● TASK PROMPT:
Select every line below containing the word "ThemeType".

● RECORDED DATA:
************
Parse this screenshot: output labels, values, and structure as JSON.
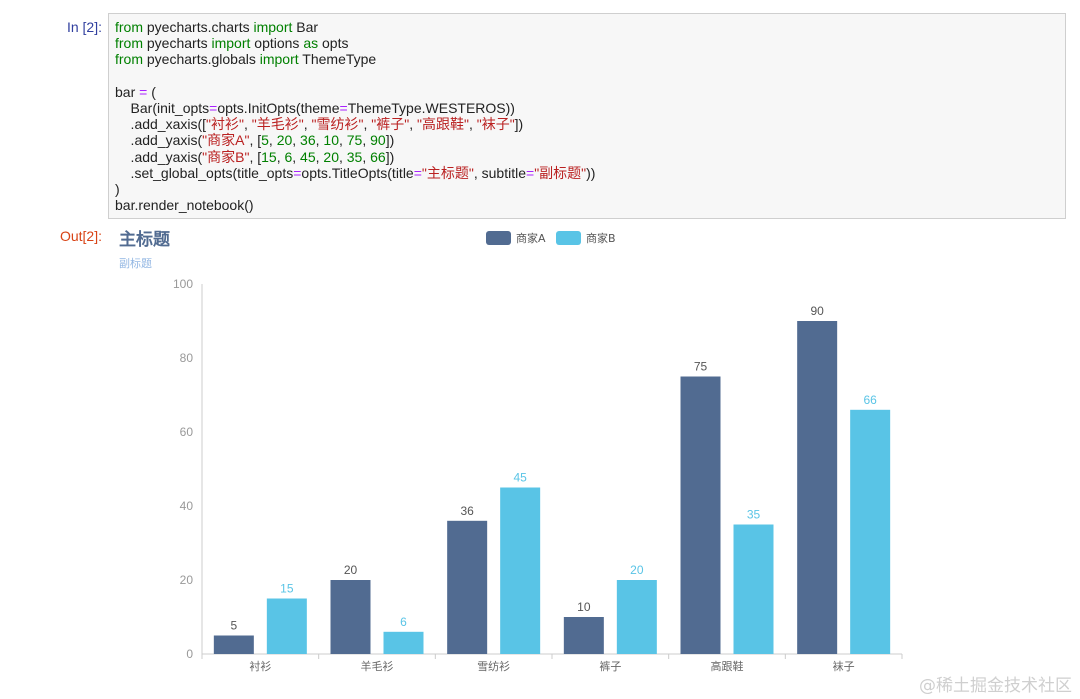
{
  "cell": {
    "in_prompt": "In [2]:",
    "out_prompt": "Out[2]:",
    "code_lines": [
      "from pyecharts.charts import Bar",
      "from pyecharts import options as opts",
      "from pyecharts.globals import ThemeType",
      "",
      "bar = (",
      "    Bar(init_opts=opts.InitOpts(theme=ThemeType.WESTEROS))",
      "    .add_xaxis([\"衬衫\", \"羊毛衫\", \"雪纺衫\", \"裤子\", \"高跟鞋\", \"袜子\"])",
      "    .add_yaxis(\"商家A\", [5, 20, 36, 10, 75, 90])",
      "    .add_yaxis(\"商家B\", [15, 6, 45, 20, 35, 66])",
      "    .set_global_opts(title_opts=opts.TitleOpts(title=\"主标题\", subtitle=\"副标题\"))",
      ")",
      "bar.render_notebook()"
    ]
  },
  "chart_data": {
    "type": "bar",
    "title": "主标题",
    "subtitle": "副标题",
    "categories": [
      "衬衫",
      "羊毛衫",
      "雪纺衫",
      "裤子",
      "高跟鞋",
      "袜子"
    ],
    "series": [
      {
        "name": "商家A",
        "values": [
          5,
          20,
          36,
          10,
          75,
          90
        ],
        "color": "#516b91"
      },
      {
        "name": "商家B",
        "values": [
          15,
          6,
          45,
          20,
          35,
          66
        ],
        "color": "#59c4e6"
      }
    ],
    "ylim": [
      0,
      100
    ],
    "yticks": [
      0,
      20,
      40,
      60,
      80,
      100
    ],
    "legend_position": "top-center",
    "grid": false,
    "theme_colors": {
      "title": "#516b91",
      "subtitle": "#93b7e3",
      "axis": "#cccccc",
      "tick_text": "#999999"
    }
  },
  "watermark": "@稀土掘金技术社区"
}
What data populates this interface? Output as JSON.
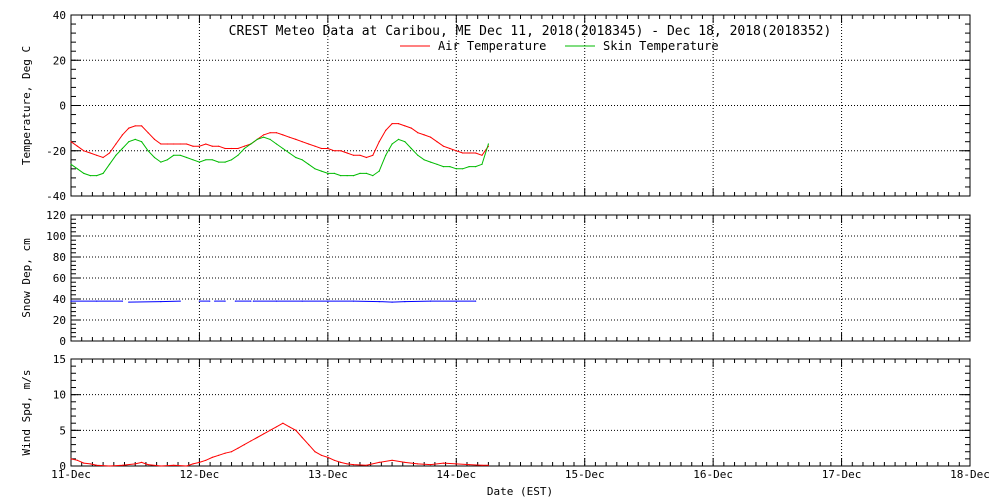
{
  "chart_data": {
    "type": "line",
    "title": "CREST Meteo Data at Caribou, ME   Dec 11, 2018(2018345) - Dec 18, 2018(2018352)",
    "x_label": "Date (EST)",
    "x_ticks": [
      "11-Dec",
      "12-Dec",
      "13-Dec",
      "14-Dec",
      "15-Dec",
      "16-Dec",
      "17-Dec",
      "18-Dec"
    ],
    "x_range": [
      0,
      7
    ],
    "x_unit": "days since 11-Dec",
    "panels": [
      {
        "name": "temperature",
        "ylabel": "Temperature, Deg C",
        "ylim": [
          -40,
          40
        ],
        "yticks": [
          -40,
          -20,
          0,
          20,
          40
        ],
        "series": [
          {
            "name": "Air Temperature",
            "color": "#ff0000",
            "x": [
              0,
              0.05,
              0.1,
              0.15,
              0.2,
              0.25,
              0.3,
              0.35,
              0.4,
              0.45,
              0.5,
              0.55,
              0.6,
              0.65,
              0.7,
              0.75,
              0.8,
              0.85,
              0.9,
              0.95,
              1,
              1.05,
              1.1,
              1.15,
              1.2,
              1.25,
              1.3,
              1.35,
              1.4,
              1.45,
              1.5,
              1.55,
              1.6,
              1.65,
              1.7,
              1.75,
              1.8,
              1.85,
              1.9,
              1.95,
              2,
              2.05,
              2.1,
              2.15,
              2.2,
              2.25,
              2.3,
              2.35,
              2.4,
              2.45,
              2.5,
              2.55,
              2.6,
              2.65,
              2.7,
              2.75,
              2.8,
              2.85,
              2.9,
              2.95,
              3,
              3.05,
              3.1,
              3.15,
              3.2,
              3.25
            ],
            "values": [
              -16,
              -18,
              -20,
              -21,
              -22,
              -23,
              -21,
              -17,
              -13,
              -10,
              -9,
              -9,
              -12,
              -15,
              -17,
              -17,
              -17,
              -17,
              -17,
              -18,
              -18,
              -17,
              -18,
              -18,
              -19,
              -19,
              -19,
              -18,
              -17,
              -15,
              -13,
              -12,
              -12,
              -13,
              -14,
              -15,
              -16,
              -17,
              -18,
              -19,
              -19,
              -20,
              -20,
              -21,
              -22,
              -22,
              -23,
              -22,
              -16,
              -11,
              -8,
              -8,
              -9,
              -10,
              -12,
              -13,
              -14,
              -16,
              -18,
              -19,
              -20,
              -21,
              -21,
              -21,
              -22,
              -18
            ]
          },
          {
            "name": "Skin Temperature",
            "color": "#00bb00",
            "x": [
              0,
              0.05,
              0.1,
              0.15,
              0.2,
              0.25,
              0.3,
              0.35,
              0.4,
              0.45,
              0.5,
              0.55,
              0.6,
              0.65,
              0.7,
              0.75,
              0.8,
              0.85,
              0.9,
              0.95,
              1,
              1.05,
              1.1,
              1.15,
              1.2,
              1.25,
              1.3,
              1.35,
              1.4,
              1.45,
              1.5,
              1.55,
              1.6,
              1.65,
              1.7,
              1.75,
              1.8,
              1.85,
              1.9,
              1.95,
              2,
              2.05,
              2.1,
              2.15,
              2.2,
              2.25,
              2.3,
              2.35,
              2.4,
              2.45,
              2.5,
              2.55,
              2.6,
              2.65,
              2.7,
              2.75,
              2.8,
              2.85,
              2.9,
              2.95,
              3,
              3.05,
              3.1,
              3.15,
              3.2,
              3.25
            ],
            "values": [
              -26,
              -28,
              -30,
              -31,
              -31,
              -30,
              -26,
              -22,
              -19,
              -16,
              -15,
              -16,
              -20,
              -23,
              -25,
              -24,
              -22,
              -22,
              -23,
              -24,
              -25,
              -24,
              -24,
              -25,
              -25,
              -24,
              -22,
              -19,
              -17,
              -15,
              -14,
              -15,
              -17,
              -19,
              -21,
              -23,
              -24,
              -26,
              -28,
              -29,
              -30,
              -30,
              -31,
              -31,
              -31,
              -30,
              -30,
              -31,
              -29,
              -22,
              -17,
              -15,
              -16,
              -19,
              -22,
              -24,
              -25,
              -26,
              -27,
              -27,
              -28,
              -28,
              -27,
              -27,
              -26,
              -17
            ]
          }
        ],
        "legend": {
          "placement": "top-center",
          "entries": [
            {
              "name": "Air Temperature",
              "color": "#ff0000"
            },
            {
              "name": "Skin Temperature",
              "color": "#00bb00"
            }
          ]
        }
      },
      {
        "name": "snow-depth",
        "ylabel": "Snow Dep, cm",
        "ylim": [
          0,
          120
        ],
        "yticks": [
          0,
          20,
          40,
          60,
          80,
          100,
          120
        ],
        "series": [
          {
            "name": "Snow Depth",
            "color": "#0000ff",
            "segments": [
              {
                "x": [
                  0,
                  0.2,
                  0.4
                ],
                "values": [
                  38,
                  38,
                  38
                ]
              },
              {
                "x": [
                  0.45,
                  0.7,
                  0.85
                ],
                "values": [
                  37,
                  37.5,
                  38
                ]
              },
              {
                "x": [
                  1.0,
                  1.08
                ],
                "values": [
                  38,
                  38
                ]
              },
              {
                "x": [
                  1.12,
                  1.2
                ],
                "values": [
                  38,
                  38
                ]
              },
              {
                "x": [
                  1.28,
                  1.4
                ],
                "values": [
                  38,
                  38
                ]
              },
              {
                "x": [
                  1.42,
                  1.6,
                  1.8,
                  2.0,
                  2.2,
                  2.4,
                  2.5,
                  2.6,
                  2.8,
                  3.0,
                  3.15
                ],
                "values": [
                  38,
                  38,
                  38,
                  38,
                  38,
                  37.5,
                  37,
                  37.5,
                  38,
                  38,
                  38
                ]
              }
            ]
          }
        ]
      },
      {
        "name": "wind-speed",
        "ylabel": "Wind Spd, m/s",
        "ylim": [
          0,
          15
        ],
        "yticks": [
          0,
          5,
          10,
          15
        ],
        "series": [
          {
            "name": "Wind Speed",
            "color": "#ff0000",
            "x": [
              0,
              0.05,
              0.1,
              0.15,
              0.2,
              0.3,
              0.4,
              0.5,
              0.55,
              0.6,
              0.7,
              0.8,
              0.9,
              0.95,
              1,
              1.05,
              1.1,
              1.15,
              1.2,
              1.25,
              1.3,
              1.35,
              1.4,
              1.45,
              1.5,
              1.55,
              1.6,
              1.65,
              1.7,
              1.75,
              1.8,
              1.85,
              1.9,
              1.95,
              2,
              2.05,
              2.1,
              2.15,
              2.2,
              2.3,
              2.4,
              2.5,
              2.6,
              2.7,
              2.8,
              2.9,
              3,
              3.1,
              3.2,
              3.25
            ],
            "values": [
              1.0,
              0.8,
              0.4,
              0.3,
              0.1,
              0,
              0.1,
              0.3,
              0.5,
              0.2,
              0,
              0.1,
              0,
              0.3,
              0.5,
              0.8,
              1.2,
              1.5,
              1.8,
              2.0,
              2.5,
              3.0,
              3.5,
              4.0,
              4.5,
              5.0,
              5.5,
              6.0,
              5.5,
              5.0,
              4.0,
              3.0,
              2.0,
              1.5,
              1.2,
              0.8,
              0.5,
              0.3,
              0.2,
              0.1,
              0.5,
              0.8,
              0.5,
              0.3,
              0.2,
              0.4,
              0.3,
              0.2,
              0.1,
              0.1
            ]
          }
        ]
      }
    ]
  }
}
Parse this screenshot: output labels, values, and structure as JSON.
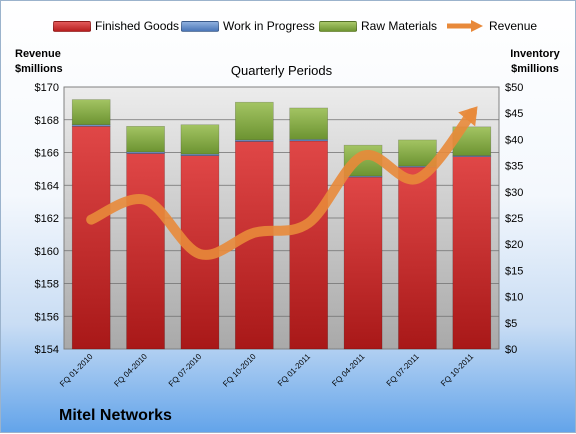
{
  "chart_data": {
    "type": "bar",
    "subtitle": "Quarterly Periods",
    "categories": [
      "FQ 01-2010",
      "FQ 04-2010",
      "FQ 07-2010",
      "FQ 10-2010",
      "FQ 01-2011",
      "FQ 04-2011",
      "FQ 07-2011",
      "FQ 10-2011"
    ],
    "stacked": true,
    "series": [
      {
        "name": "Finished Goods",
        "type": "bar",
        "axis": "right",
        "color": "#cc2a2a",
        "values": [
          42.5,
          37.3,
          36.9,
          39.6,
          39.7,
          32.8,
          34.7,
          36.7
        ]
      },
      {
        "name": "Work in Progress",
        "type": "bar",
        "axis": "right",
        "color": "#5b87c5",
        "values": [
          0.3,
          0.3,
          0.3,
          0.3,
          0.3,
          0.2,
          0.2,
          0.2
        ]
      },
      {
        "name": "Raw Materials",
        "type": "bar",
        "axis": "right",
        "color": "#8fb24c",
        "values": [
          4.8,
          4.9,
          5.6,
          7.2,
          6.0,
          5.9,
          5.0,
          5.5
        ]
      },
      {
        "name": "Revenue",
        "type": "line",
        "axis": "left",
        "color": "#e8893a",
        "values": [
          161.9,
          163.1,
          159.8,
          161.1,
          161.7,
          165.8,
          164.4,
          168.4
        ]
      }
    ],
    "ylabel_left": [
      "Revenue",
      "$millions"
    ],
    "ylabel_right": [
      "Inventory",
      "$millions"
    ],
    "ylim_left": [
      154,
      170
    ],
    "ylim_right": [
      0,
      50
    ],
    "yticks_left": [
      "$154",
      "$156",
      "$158",
      "$160",
      "$162",
      "$164",
      "$166",
      "$168",
      "$170"
    ],
    "yticks_right": [
      "$0",
      "$5",
      "$10",
      "$15",
      "$20",
      "$25",
      "$30",
      "$35",
      "$40",
      "$45",
      "$50"
    ],
    "grid": true,
    "legend_position": "top"
  },
  "brand": "Mitel Networks"
}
************
● SOLUTION BELOW:
      "from pyecharts.globals import ThemeType",
      "    Bar(init_opts=opts.InitOpts(theme=ThemeType.WESTEROS))",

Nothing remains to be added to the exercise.